*ENTRIES*
^^^^^^^^^^^^^^^^

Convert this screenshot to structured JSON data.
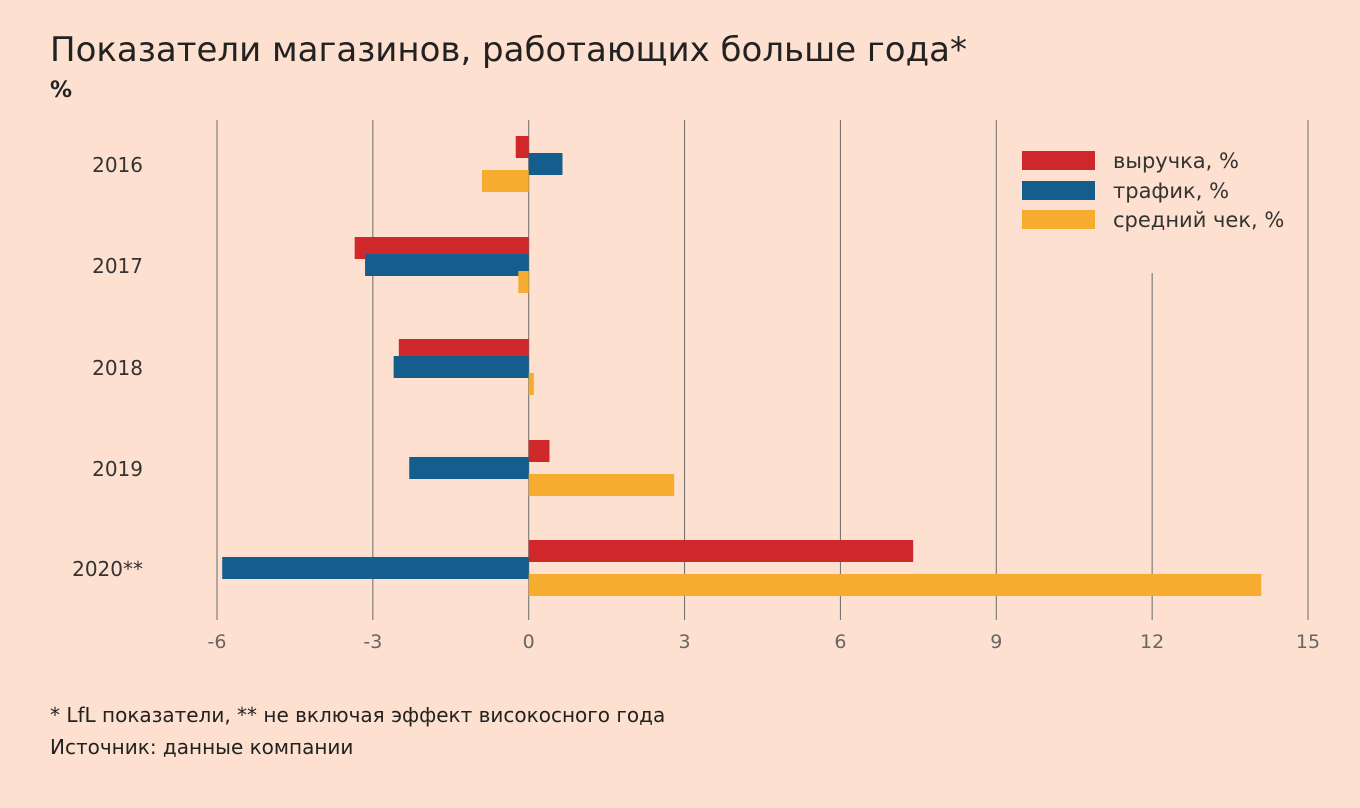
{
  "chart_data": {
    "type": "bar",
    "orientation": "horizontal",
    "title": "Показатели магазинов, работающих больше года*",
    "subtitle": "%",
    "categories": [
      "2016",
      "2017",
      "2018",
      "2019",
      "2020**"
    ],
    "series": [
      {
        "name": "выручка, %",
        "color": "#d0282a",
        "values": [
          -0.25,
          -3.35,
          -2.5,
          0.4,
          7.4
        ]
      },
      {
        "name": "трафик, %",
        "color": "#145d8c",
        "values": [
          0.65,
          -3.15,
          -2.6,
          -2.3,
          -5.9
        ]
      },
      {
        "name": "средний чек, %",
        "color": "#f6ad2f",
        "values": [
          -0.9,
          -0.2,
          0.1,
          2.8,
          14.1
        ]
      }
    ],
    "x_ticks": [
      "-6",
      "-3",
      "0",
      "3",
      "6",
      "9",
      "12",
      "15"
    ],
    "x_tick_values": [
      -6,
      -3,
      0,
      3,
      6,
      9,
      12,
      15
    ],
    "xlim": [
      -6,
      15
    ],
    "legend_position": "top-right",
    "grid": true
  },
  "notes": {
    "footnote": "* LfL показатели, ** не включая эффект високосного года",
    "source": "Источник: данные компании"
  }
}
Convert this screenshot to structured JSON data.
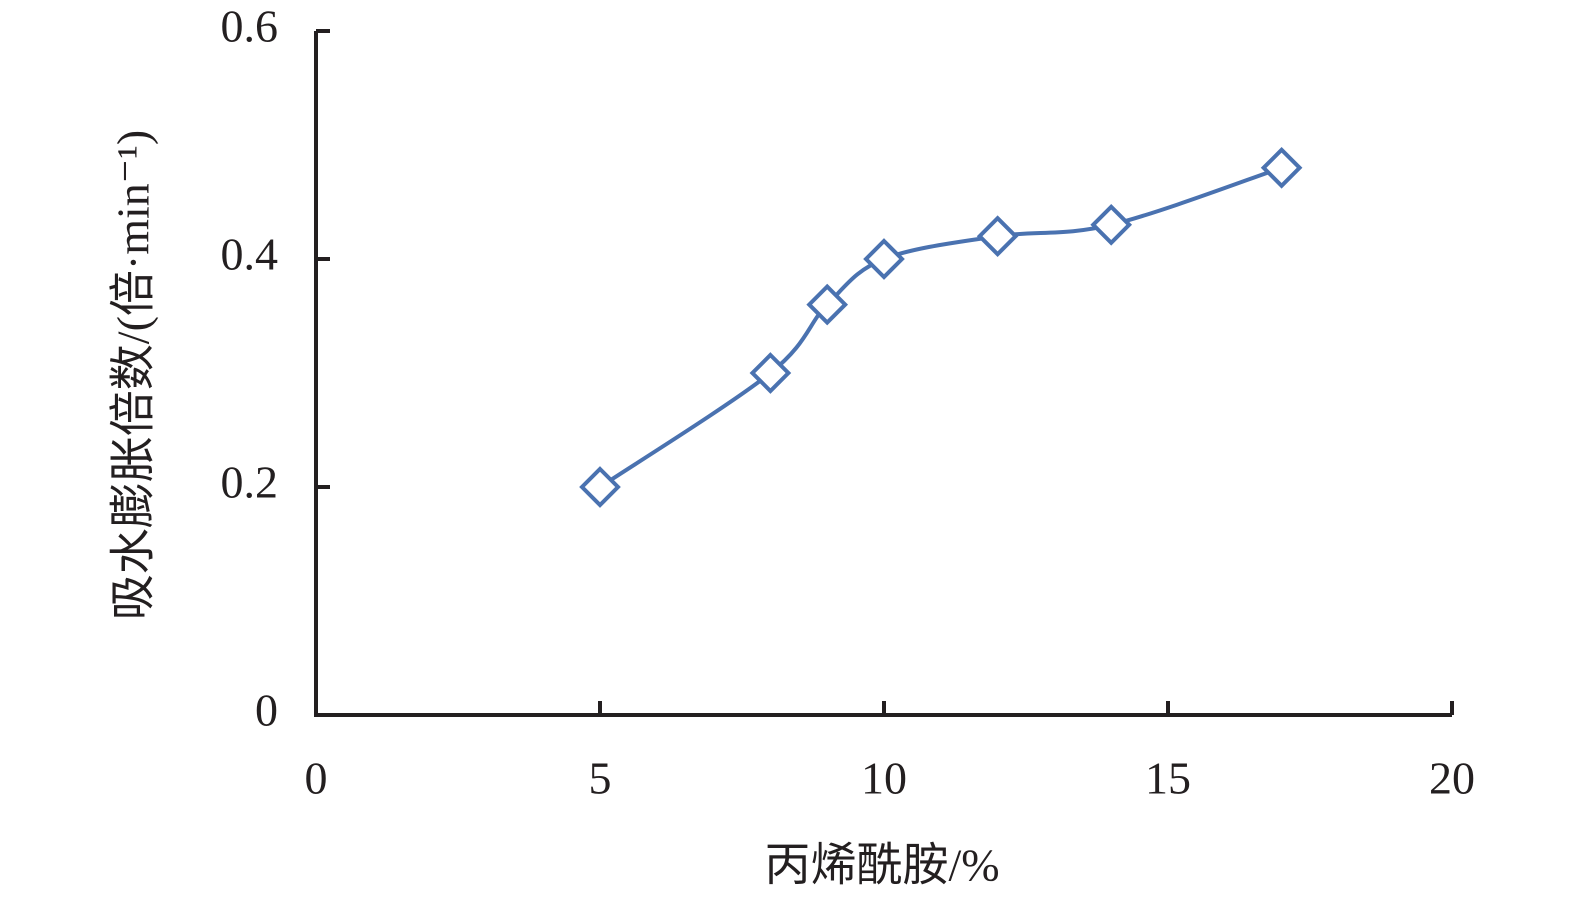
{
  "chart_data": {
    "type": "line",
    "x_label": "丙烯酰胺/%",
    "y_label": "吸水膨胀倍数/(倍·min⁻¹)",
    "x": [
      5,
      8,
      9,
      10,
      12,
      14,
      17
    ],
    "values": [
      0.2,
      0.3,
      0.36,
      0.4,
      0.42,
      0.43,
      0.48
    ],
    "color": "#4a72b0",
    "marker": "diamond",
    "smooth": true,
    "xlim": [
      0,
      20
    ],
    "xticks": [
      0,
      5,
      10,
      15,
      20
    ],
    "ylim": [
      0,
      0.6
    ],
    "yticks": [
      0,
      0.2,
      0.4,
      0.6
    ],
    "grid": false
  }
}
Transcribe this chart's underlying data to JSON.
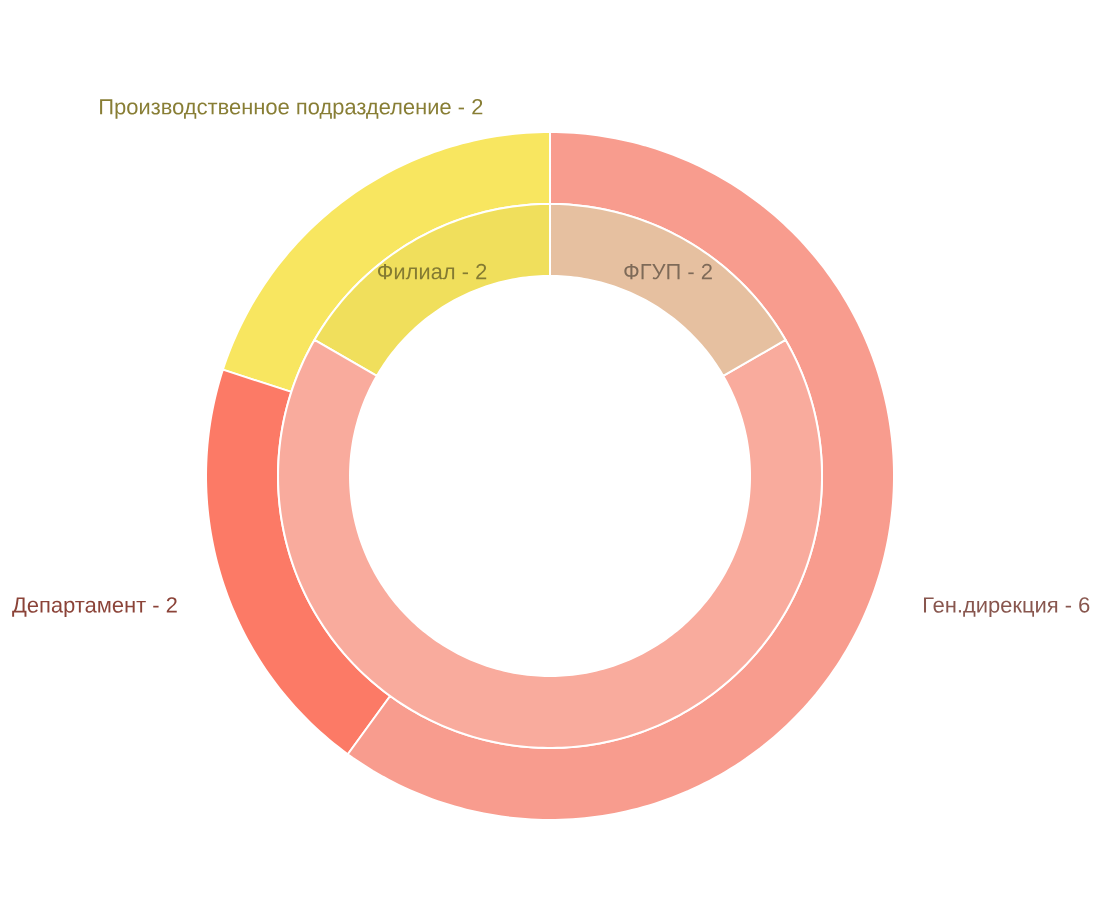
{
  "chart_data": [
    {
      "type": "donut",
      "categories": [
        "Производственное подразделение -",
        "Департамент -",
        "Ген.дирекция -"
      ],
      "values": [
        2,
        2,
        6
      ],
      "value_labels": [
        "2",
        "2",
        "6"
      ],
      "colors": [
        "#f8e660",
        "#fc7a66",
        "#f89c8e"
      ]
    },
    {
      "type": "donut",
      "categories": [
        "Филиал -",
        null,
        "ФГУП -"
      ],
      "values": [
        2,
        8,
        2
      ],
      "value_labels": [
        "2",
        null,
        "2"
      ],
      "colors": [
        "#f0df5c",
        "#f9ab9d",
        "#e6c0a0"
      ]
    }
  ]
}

^^^^^^^^^^^^^^^^

*TO BE DONE*
Restate the records word for word, omitting images.

*FULL ANSWER*
Convert this screenshot to structured JSON data.
{
  "chart_data": {
    "type": "bar",
    "orientation": "horizontal",
    "title": "Показатели магазинов, работающих больше года*",
    "subtitle": "%",
    "categories": [
      "2016",
      "2017",
      "2018",
      "2019",
      "2020**"
    ],
    "series": [
      {
        "name": "выручка, %",
        "color": "#d0282a",
        "values": [
          -0.25,
          -3.35,
          -2.5,
          0.4,
          7.4
        ]
      },
      {
        "name": "трафик, %",
        "color": "#145d8c",
        "values": [
          0.65,
          -3.15,
          -2.6,
          -2.3,
          -5.9
        ]
      },
      {
        "name": "средний чек, %",
        "color": "#f6ad2f",
        "values": [
          -0.9,
          -0.2,
          0.1,
          2.8,
          14.1
        ]
      }
    ],
    "x_ticks": [
      "-6",
      "-3",
      "0",
      "3",
      "6",
      "9",
      "12",
      "15"
    ],
    "x_tick_values": [
      -6,
      -3,
      0,
      3,
      6,
      9,
      12,
      15
    ],
    "xlim": [
      -6,
      15
    ],
    "legend_position": "top-right",
    "grid": true
  },
  "notes": {
    "footnote": "* LfL показатели, ** не включая эффект високосного года",
    "source": "Источник: данные компании"
  }
}
Convert this screenshot to structured JSON data.
{
  "chart_data": {
    "type": "line",
    "x_label": "丙烯酰胺/%",
    "y_label": "吸水膨胀倍数/(倍·min⁻¹)",
    "x": [
      5,
      8,
      9,
      10,
      12,
      14,
      17
    ],
    "values": [
      0.2,
      0.3,
      0.36,
      0.4,
      0.42,
      0.43,
      0.48
    ],
    "color": "#4a72b0",
    "marker": "diamond",
    "smooth": true,
    "xlim": [
      0,
      20
    ],
    "xticks": [
      0,
      5,
      10,
      15,
      20
    ],
    "ylim": [
      0,
      0.6
    ],
    "yticks": [
      0,
      0.2,
      0.4,
      0.6
    ],
    "grid": false
  }
}
Transcribe this chart's underlying data to JSON.
{
  "chart_data": [
    {
      "type": "donut",
      "categories": [
        "Производственное подразделение -",
        "Департамент -",
        "Ген.дирекция -"
      ],
      "values": [
        2,
        2,
        6
      ],
      "value_labels": [
        "2",
        "2",
        "6"
      ],
      "colors": [
        "#f8e660",
        "#fc7a66",
        "#f89c8e"
      ]
    },
    {
      "type": "donut",
      "categories": [
        "Филиал -",
        null,
        "ФГУП -"
      ],
      "values": [
        2,
        8,
        2
      ],
      "value_labels": [
        "2",
        null,
        "2"
      ],
      "colors": [
        "#f0df5c",
        "#f9ab9d",
        "#e6c0a0"
      ]
    }
  ]
}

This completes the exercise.